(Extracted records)
[Start]

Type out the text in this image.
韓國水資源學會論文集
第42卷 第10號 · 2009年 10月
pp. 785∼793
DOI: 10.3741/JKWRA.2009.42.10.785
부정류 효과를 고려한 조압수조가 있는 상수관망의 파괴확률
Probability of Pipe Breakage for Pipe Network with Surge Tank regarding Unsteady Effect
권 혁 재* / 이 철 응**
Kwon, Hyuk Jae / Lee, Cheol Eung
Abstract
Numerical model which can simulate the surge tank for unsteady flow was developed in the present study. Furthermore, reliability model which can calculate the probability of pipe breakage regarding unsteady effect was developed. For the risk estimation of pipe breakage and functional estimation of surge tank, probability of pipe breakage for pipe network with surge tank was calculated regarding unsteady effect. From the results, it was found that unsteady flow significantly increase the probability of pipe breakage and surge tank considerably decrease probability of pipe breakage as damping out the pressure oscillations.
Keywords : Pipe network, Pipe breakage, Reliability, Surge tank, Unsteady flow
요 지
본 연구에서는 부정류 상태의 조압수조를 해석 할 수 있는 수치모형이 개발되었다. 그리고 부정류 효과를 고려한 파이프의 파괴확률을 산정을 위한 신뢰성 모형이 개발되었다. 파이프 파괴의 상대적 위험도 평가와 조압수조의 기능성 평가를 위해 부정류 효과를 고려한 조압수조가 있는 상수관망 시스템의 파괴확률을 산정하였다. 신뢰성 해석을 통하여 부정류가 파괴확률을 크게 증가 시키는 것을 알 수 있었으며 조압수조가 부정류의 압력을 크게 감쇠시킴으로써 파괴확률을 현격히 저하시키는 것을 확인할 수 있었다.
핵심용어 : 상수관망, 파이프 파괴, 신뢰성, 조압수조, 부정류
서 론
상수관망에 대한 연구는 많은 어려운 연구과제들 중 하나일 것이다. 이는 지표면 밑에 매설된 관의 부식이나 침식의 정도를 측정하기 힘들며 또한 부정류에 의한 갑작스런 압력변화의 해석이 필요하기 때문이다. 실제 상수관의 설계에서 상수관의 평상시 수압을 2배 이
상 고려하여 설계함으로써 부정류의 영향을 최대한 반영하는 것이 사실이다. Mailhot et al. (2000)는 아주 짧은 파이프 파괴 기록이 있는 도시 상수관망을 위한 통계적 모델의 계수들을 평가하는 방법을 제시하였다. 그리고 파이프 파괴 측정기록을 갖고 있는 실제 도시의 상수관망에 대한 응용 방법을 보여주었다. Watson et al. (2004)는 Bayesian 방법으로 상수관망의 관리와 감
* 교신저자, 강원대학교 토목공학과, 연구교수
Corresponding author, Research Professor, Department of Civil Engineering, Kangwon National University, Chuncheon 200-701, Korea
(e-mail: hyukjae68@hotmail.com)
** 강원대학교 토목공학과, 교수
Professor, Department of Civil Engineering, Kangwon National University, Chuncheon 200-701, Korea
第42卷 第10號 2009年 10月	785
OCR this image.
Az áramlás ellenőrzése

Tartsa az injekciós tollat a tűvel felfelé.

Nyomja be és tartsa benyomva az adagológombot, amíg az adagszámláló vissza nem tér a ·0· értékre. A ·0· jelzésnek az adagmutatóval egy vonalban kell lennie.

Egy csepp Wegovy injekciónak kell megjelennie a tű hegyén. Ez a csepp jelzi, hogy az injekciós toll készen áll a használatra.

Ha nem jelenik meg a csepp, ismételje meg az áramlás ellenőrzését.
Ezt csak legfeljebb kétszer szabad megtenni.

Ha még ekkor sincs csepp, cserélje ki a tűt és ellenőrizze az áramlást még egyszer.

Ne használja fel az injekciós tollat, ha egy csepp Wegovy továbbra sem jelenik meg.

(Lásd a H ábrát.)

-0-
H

[End]

#### CHALLENGE:
Copy whichever lines in the listing above contain the word "jelenik".

#### FINISHED EXERCISE:
Ha nem jelenik meg a csepp, ismételje meg az áramlás ellenőrzését.
Ne használja fel az injekciós tollat, ha egy csepp Wegovy továbbra sem jelenik meg.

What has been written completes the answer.